Data entries
· · · ·

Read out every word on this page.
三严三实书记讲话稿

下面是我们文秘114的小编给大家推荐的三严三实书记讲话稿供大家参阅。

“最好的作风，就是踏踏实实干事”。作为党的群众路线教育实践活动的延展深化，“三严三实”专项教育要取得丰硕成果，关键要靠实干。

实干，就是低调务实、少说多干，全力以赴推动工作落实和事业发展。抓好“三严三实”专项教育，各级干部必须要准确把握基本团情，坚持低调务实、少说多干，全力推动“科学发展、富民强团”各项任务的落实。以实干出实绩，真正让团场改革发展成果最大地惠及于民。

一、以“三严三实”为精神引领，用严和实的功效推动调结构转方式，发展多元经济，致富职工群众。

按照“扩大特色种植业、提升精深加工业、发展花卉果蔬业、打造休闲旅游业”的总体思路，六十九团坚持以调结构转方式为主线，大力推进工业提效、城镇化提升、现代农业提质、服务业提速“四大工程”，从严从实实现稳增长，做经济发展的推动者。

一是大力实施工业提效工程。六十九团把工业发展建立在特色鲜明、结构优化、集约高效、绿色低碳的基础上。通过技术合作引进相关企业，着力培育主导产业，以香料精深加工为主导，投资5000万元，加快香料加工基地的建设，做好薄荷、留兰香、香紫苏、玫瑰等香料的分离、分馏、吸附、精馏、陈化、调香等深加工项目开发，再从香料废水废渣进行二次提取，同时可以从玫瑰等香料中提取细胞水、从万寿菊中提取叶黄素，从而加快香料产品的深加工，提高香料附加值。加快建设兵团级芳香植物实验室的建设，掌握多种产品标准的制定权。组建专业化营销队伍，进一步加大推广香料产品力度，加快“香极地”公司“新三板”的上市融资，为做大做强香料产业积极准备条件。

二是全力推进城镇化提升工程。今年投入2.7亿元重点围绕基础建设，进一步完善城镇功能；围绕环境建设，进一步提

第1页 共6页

· · · ·

| TASK BRIEF |
Send back every record, precisely as written.

| OUTPUT FOR THIS EXERCISE |
Read out every word on this page.
三严三实书记讲话稿

下面是我们文秘114的小编给大家推荐的三严三实书记讲话稿供大家参阅。

“最好的作风，就是踏踏实实干事”。作为党的群众路线教育实践活动的延展深化，“三严三实”专项教育要取得丰硕成果，关键要靠实干。

实干，就是低调务实、少说多干，全力以赴推动工作落实和事业发展。抓好“三严三实”专项教育，各级干部必须要准确把握基本团情，坚持低调务实、少说多干，全力推动“科学发展、富民强团”各项任务的落实。以实干出实绩，真正让团场改革发展成果最大地惠及于民。

一、以“三严三实”为精神引领，用严和实的功效推动调结构转方式，发展多元经济，致富职工群众。

按照“扩大特色种植业、提升精深加工业、发展花卉果蔬业、打造休闲旅游业”的总体思路，六十九团坚持以调结构转方式为主线，大力推进工业提效、城镇化提升、现代农业提质、服务业提速“四大工程”，从严从实实现稳增长，做经济发展的推动者。

一是大力实施工业提效工程。六十九团把工业发展建立在特色鲜明、结构优化、集约高效、绿色低碳的基础上。通过技术合作引进相关企业，着力培育主导产业，以香料精深加工为主导，投资5000万元，加快香料加工基地的建设，做好薄荷、留兰香、香紫苏、玫瑰等香料的分离、分馏、吸附、精馏、陈化、调香等深加工项目开发，再从香料废水废渣进行二次提取，同时可以从玫瑰等香料中提取细胞水、从万寿菊中提取叶黄素，从而加快香料产品的深加工，提高香料附加值。加快建设兵团级芳香植物实验室的建设，掌握多种产品标准的制定权。组建专业化营销队伍，进一步加大推广香料产品力度，加快“香极地”公司“新三板”的上市融资，为做大做强香料产业积极准备条件。

二是全力推进城镇化提升工程。今年投入2.7亿元重点围绕基础建设，进一步完善城镇功能；围绕环境建设，进一步提

第1页 共6页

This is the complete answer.